**THE TASK**
Retype the whole listing, please, keeping every line exact and dropping the pictures.

**RECORDS FOR PROCESSING**

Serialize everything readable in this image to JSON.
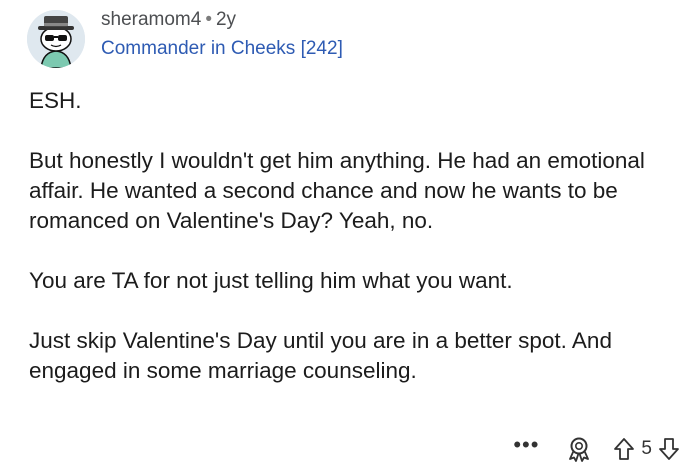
{
  "comment": {
    "username": "sheramom4",
    "separator": "•",
    "age": "2y",
    "flair": "Commander in Cheeks [242]",
    "paragraphs": [
      "ESH.",
      "But honestly I wouldn't get him anything. He had an emotional affair. He wanted a second chance and now he wants to be romanced on Valentine's Day? Yeah, no.",
      "You are TA for not just telling him what you want.",
      "Just skip Valentine's Day until you are in a better spot. And engaged in some marriage counseling."
    ],
    "actions": {
      "more_label": "•••",
      "vote_count": "5"
    }
  },
  "icons": {
    "avatar": "snoo-avatar-icon",
    "award": "award-icon",
    "upvote": "upvote-arrow-icon",
    "downvote": "downvote-arrow-icon"
  },
  "colors": {
    "username": "#4d4f52",
    "flair": "#2e5bb3",
    "text": "#1c1c1c"
  }
}
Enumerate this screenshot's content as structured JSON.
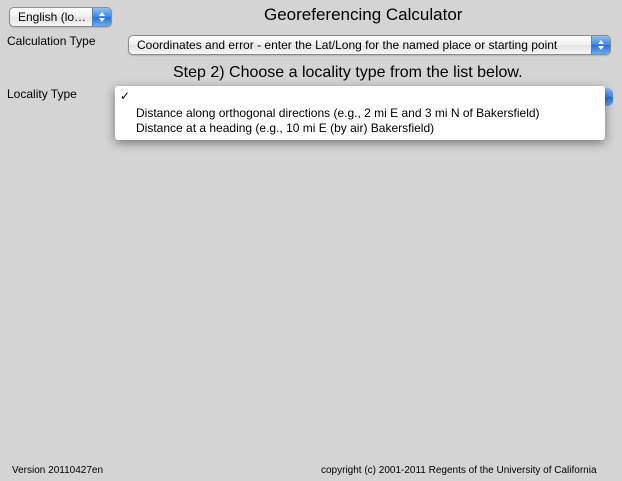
{
  "language_select": {
    "value": "English (lo…"
  },
  "header": {
    "title": "Georeferencing Calculator"
  },
  "calculation_type": {
    "label": "Calculation Type",
    "value": "Coordinates and error - enter the Lat/Long for the named place or starting point"
  },
  "step2": {
    "text": "Step 2) Choose a locality type from the list below."
  },
  "locality_type": {
    "label": "Locality Type",
    "checkmark": "✓",
    "options": [
      "Distance along orthogonal directions (e.g., 2 mi E and 3 mi N of Bakersfield)",
      "Distance at a heading (e.g., 10 mi E (by air) Bakersfield)"
    ]
  },
  "footer": {
    "version": "Version 20110427en",
    "copyright": "copyright (c) 2001-2011 Regents of the University of California"
  },
  "colors": {
    "background": "#d4d4d4",
    "popup_arrow_blue": "#3b86e3"
  },
  "icons": {
    "popup_arrows": "up-down-arrows-icon",
    "check": "checkmark-icon"
  }
}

**RESPONSE**
Serialize everything readable in this image to JSON.
{
  "comment": {
    "username": "sheramom4",
    "separator": "•",
    "age": "2y",
    "flair": "Commander in Cheeks [242]",
    "paragraphs": [
      "ESH.",
      "But honestly I wouldn't get him anything. He had an emotional affair. He wanted a second chance and now he wants to be romanced on Valentine's Day? Yeah, no.",
      "You are TA for not just telling him what you want.",
      "Just skip Valentine's Day until you are in a better spot. And engaged in some marriage counseling."
    ],
    "actions": {
      "more_label": "•••",
      "vote_count": "5"
    }
  },
  "icons": {
    "avatar": "snoo-avatar-icon",
    "award": "award-icon",
    "upvote": "upvote-arrow-icon",
    "downvote": "downvote-arrow-icon"
  },
  "colors": {
    "username": "#4d4f52",
    "flair": "#2e5bb3",
    "text": "#1c1c1c"
  }
}
Enumerate this screenshot's content as structured JSON.
{
  "language_select": {
    "value": "English (lo…"
  },
  "header": {
    "title": "Georeferencing Calculator"
  },
  "calculation_type": {
    "label": "Calculation Type",
    "value": "Coordinates and error - enter the Lat/Long for the named place or starting point"
  },
  "step2": {
    "text": "Step 2) Choose a locality type from the list below."
  },
  "locality_type": {
    "label": "Locality Type",
    "checkmark": "✓",
    "options": [
      "Distance along orthogonal directions (e.g., 2 mi E and 3 mi N of Bakersfield)",
      "Distance at a heading (e.g., 10 mi E (by air) Bakersfield)"
    ]
  },
  "footer": {
    "version": "Version 20110427en",
    "copyright": "copyright (c) 2001-2011 Regents of the University of California"
  },
  "colors": {
    "background": "#d4d4d4",
    "popup_arrow_blue": "#3b86e3"
  },
  "icons": {
    "popup_arrows": "up-down-arrows-icon",
    "check": "checkmark-icon"
  }
}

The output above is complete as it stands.